Your goal:
Output each line of the material exactly as it stands.

---------- Material to process ----------

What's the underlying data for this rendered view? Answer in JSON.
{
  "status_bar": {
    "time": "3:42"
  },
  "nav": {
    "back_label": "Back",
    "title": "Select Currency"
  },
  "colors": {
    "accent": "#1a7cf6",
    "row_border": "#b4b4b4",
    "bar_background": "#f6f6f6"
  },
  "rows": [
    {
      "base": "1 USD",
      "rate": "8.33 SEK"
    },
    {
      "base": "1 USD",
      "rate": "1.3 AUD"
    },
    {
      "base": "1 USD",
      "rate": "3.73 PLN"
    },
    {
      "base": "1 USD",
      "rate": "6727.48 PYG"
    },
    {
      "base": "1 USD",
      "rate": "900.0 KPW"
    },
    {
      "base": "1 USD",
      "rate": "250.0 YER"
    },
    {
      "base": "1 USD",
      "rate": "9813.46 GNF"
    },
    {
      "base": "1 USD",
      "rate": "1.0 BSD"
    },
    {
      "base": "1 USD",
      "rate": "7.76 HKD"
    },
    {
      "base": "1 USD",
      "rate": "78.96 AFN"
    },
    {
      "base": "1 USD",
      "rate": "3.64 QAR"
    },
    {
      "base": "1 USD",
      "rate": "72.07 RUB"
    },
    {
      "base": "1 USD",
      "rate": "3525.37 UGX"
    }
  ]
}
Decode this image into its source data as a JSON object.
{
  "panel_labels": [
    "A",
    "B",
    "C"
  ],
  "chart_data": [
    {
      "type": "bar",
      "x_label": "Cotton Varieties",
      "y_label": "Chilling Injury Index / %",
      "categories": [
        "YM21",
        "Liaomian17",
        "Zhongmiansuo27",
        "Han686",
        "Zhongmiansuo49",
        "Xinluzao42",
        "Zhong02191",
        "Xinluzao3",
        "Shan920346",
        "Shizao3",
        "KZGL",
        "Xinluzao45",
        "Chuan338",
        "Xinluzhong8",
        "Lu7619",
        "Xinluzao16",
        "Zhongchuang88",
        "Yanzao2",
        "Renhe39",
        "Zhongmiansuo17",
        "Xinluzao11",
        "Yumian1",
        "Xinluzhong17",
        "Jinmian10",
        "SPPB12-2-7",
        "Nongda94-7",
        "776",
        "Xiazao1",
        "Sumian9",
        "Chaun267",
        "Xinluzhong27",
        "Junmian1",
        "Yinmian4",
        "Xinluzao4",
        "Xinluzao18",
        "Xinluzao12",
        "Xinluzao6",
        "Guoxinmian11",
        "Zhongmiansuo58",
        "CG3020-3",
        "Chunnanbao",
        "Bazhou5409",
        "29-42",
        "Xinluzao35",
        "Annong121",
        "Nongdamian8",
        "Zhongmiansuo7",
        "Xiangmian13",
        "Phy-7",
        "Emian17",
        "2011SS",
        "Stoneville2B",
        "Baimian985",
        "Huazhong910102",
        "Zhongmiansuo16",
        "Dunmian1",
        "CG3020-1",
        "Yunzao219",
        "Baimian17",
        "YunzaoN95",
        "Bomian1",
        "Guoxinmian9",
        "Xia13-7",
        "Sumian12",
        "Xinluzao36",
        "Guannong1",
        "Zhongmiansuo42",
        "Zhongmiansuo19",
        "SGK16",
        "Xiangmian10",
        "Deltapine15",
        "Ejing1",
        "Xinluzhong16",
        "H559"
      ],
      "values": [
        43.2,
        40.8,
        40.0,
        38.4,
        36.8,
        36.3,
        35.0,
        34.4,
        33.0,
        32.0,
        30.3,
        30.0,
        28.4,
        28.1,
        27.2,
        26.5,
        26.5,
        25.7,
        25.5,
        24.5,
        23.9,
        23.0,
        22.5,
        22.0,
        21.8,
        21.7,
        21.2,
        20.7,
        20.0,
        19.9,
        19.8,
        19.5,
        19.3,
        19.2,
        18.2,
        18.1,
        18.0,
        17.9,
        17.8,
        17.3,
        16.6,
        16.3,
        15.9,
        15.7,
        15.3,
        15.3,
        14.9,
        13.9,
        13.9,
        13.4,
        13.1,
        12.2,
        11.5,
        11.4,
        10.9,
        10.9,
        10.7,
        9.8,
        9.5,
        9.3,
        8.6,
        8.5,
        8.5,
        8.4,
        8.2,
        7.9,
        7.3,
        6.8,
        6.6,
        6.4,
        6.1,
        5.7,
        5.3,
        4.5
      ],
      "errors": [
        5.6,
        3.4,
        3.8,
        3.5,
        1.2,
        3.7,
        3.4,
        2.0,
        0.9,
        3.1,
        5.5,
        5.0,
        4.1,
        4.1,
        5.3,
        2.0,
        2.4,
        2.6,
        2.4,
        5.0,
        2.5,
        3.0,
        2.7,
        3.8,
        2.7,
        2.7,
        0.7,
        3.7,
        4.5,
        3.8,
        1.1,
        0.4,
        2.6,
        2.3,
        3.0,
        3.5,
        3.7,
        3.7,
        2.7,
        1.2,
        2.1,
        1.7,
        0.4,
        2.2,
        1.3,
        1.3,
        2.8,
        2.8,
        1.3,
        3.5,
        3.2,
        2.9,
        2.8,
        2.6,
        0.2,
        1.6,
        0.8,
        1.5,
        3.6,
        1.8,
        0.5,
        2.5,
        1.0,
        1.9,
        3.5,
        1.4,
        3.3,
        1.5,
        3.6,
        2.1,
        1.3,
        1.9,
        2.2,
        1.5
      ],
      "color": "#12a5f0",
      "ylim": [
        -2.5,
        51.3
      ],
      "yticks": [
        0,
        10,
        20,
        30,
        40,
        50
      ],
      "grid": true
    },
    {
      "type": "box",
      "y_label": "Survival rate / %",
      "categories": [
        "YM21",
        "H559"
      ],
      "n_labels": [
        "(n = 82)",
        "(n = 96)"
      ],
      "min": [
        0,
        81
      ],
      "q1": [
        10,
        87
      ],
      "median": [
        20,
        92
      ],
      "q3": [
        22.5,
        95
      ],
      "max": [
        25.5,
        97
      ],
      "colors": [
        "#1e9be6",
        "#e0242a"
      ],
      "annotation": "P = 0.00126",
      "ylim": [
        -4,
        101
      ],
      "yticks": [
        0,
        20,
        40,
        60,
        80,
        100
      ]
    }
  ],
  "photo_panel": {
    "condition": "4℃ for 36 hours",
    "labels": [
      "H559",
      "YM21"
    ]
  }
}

----------

Expected answer:
What's the underlying data for this rendered view? Answer in JSON.
{
  "status_bar": {
    "time": "3:42"
  },
  "nav": {
    "back_label": "Back",
    "title": "Select Currency"
  },
  "colors": {
    "accent": "#1a7cf6",
    "row_border": "#b4b4b4",
    "bar_background": "#f6f6f6"
  },
  "rows": [
    {
      "base": "1 USD",
      "rate": "8.33 SEK"
    },
    {
      "base": "1 USD",
      "rate": "1.3 AUD"
    },
    {
      "base": "1 USD",
      "rate": "3.73 PLN"
    },
    {
      "base": "1 USD",
      "rate": "6727.48 PYG"
    },
    {
      "base": "1 USD",
      "rate": "900.0 KPW"
    },
    {
      "base": "1 USD",
      "rate": "250.0 YER"
    },
    {
      "base": "1 USD",
      "rate": "9813.46 GNF"
    },
    {
      "base": "1 USD",
      "rate": "1.0 BSD"
    },
    {
      "base": "1 USD",
      "rate": "7.76 HKD"
    },
    {
      "base": "1 USD",
      "rate": "78.96 AFN"
    },
    {
      "base": "1 USD",
      "rate": "3.64 QAR"
    },
    {
      "base": "1 USD",
      "rate": "72.07 RUB"
    },
    {
      "base": "1 USD",
      "rate": "3525.37 UGX"
    }
  ]
}
Decode this image into its source data as a JSON object.
{
  "panel_labels": [
    "A",
    "B",
    "C"
  ],
  "chart_data": [
    {
      "type": "bar",
      "x_label": "Cotton Varieties",
      "y_label": "Chilling Injury Index / %",
      "categories": [
        "YM21",
        "Liaomian17",
        "Zhongmiansuo27",
        "Han686",
        "Zhongmiansuo49",
        "Xinluzao42",
        "Zhong02191",
        "Xinluzao3",
        "Shan920346",
        "Shizao3",
        "KZGL",
        "Xinluzao45",
        "Chuan338",
        "Xinluzhong8",
        "Lu7619",
        "Xinluzao16",
        "Zhongchuang88",
        "Yanzao2",
        "Renhe39",
        "Zhongmiansuo17",
        "Xinluzao11",
        "Yumian1",
        "Xinluzhong17",
        "Jinmian10",
        "SPPB12-2-7",
        "Nongda94-7",
        "776",
        "Xiazao1",
        "Sumian9",
        "Chaun267",
        "Xinluzhong27",
        "Junmian1",
        "Yinmian4",
        "Xinluzao4",
        "Xinluzao18",
        "Xinluzao12",
        "Xinluzao6",
        "Guoxinmian11",
        "Zhongmiansuo58",
        "CG3020-3",
        "Chunnanbao",
        "Bazhou5409",
        "29-42",
        "Xinluzao35",
        "Annong121",
        "Nongdamian8",
        "Zhongmiansuo7",
        "Xiangmian13",
        "Phy-7",
        "Emian17",
        "2011SS",
        "Stoneville2B",
        "Baimian985",
        "Huazhong910102",
        "Zhongmiansuo16",
        "Dunmian1",
        "CG3020-1",
        "Yunzao219",
        "Baimian17",
        "YunzaoN95",
        "Bomian1",
        "Guoxinmian9",
        "Xia13-7",
        "Sumian12",
        "Xinluzao36",
        "Guannong1",
        "Zhongmiansuo42",
        "Zhongmiansuo19",
        "SGK16",
        "Xiangmian10",
        "Deltapine15",
        "Ejing1",
        "Xinluzhong16",
        "H559"
      ],
      "values": [
        43.2,
        40.8,
        40.0,
        38.4,
        36.8,
        36.3,
        35.0,
        34.4,
        33.0,
        32.0,
        30.3,
        30.0,
        28.4,
        28.1,
        27.2,
        26.5,
        26.5,
        25.7,
        25.5,
        24.5,
        23.9,
        23.0,
        22.5,
        22.0,
        21.8,
        21.7,
        21.2,
        20.7,
        20.0,
        19.9,
        19.8,
        19.5,
        19.3,
        19.2,
        18.2,
        18.1,
        18.0,
        17.9,
        17.8,
        17.3,
        16.6,
        16.3,
        15.9,
        15.7,
        15.3,
        15.3,
        14.9,
        13.9,
        13.9,
        13.4,
        13.1,
        12.2,
        11.5,
        11.4,
        10.9,
        10.9,
        10.7,
        9.8,
        9.5,
        9.3,
        8.6,
        8.5,
        8.5,
        8.4,
        8.2,
        7.9,
        7.3,
        6.8,
        6.6,
        6.4,
        6.1,
        5.7,
        5.3,
        4.5
      ],
      "errors": [
        5.6,
        3.4,
        3.8,
        3.5,
        1.2,
        3.7,
        3.4,
        2.0,
        0.9,
        3.1,
        5.5,
        5.0,
        4.1,
        4.1,
        5.3,
        2.0,
        2.4,
        2.6,
        2.4,
        5.0,
        2.5,
        3.0,
        2.7,
        3.8,
        2.7,
        2.7,
        0.7,
        3.7,
        4.5,
        3.8,
        1.1,
        0.4,
        2.6,
        2.3,
        3.0,
        3.5,
        3.7,
        3.7,
        2.7,
        1.2,
        2.1,
        1.7,
        0.4,
        2.2,
        1.3,
        1.3,
        2.8,
        2.8,
        1.3,
        3.5,
        3.2,
        2.9,
        2.8,
        2.6,
        0.2,
        1.6,
        0.8,
        1.5,
        3.6,
        1.8,
        0.5,
        2.5,
        1.0,
        1.9,
        3.5,
        1.4,
        3.3,
        1.5,
        3.6,
        2.1,
        1.3,
        1.9,
        2.2,
        1.5
      ],
      "color": "#12a5f0",
      "ylim": [
        -2.5,
        51.3
      ],
      "yticks": [
        0,
        10,
        20,
        30,
        40,
        50
      ],
      "grid": true
    },
    {
      "type": "box",
      "y_label": "Survival rate / %",
      "categories": [
        "YM21",
        "H559"
      ],
      "n_labels": [
        "(n = 82)",
        "(n = 96)"
      ],
      "min": [
        0,
        81
      ],
      "q1": [
        10,
        87
      ],
      "median": [
        20,
        92
      ],
      "q3": [
        22.5,
        95
      ],
      "max": [
        25.5,
        97
      ],
      "colors": [
        "#1e9be6",
        "#e0242a"
      ],
      "annotation": "P = 0.00126",
      "ylim": [
        -4,
        101
      ],
      "yticks": [
        0,
        20,
        40,
        60,
        80,
        100
      ]
    }
  ],
  "photo_panel": {
    "condition": "4℃ for 36 hours",
    "labels": [
      "H559",
      "YM21"
    ]
  }
}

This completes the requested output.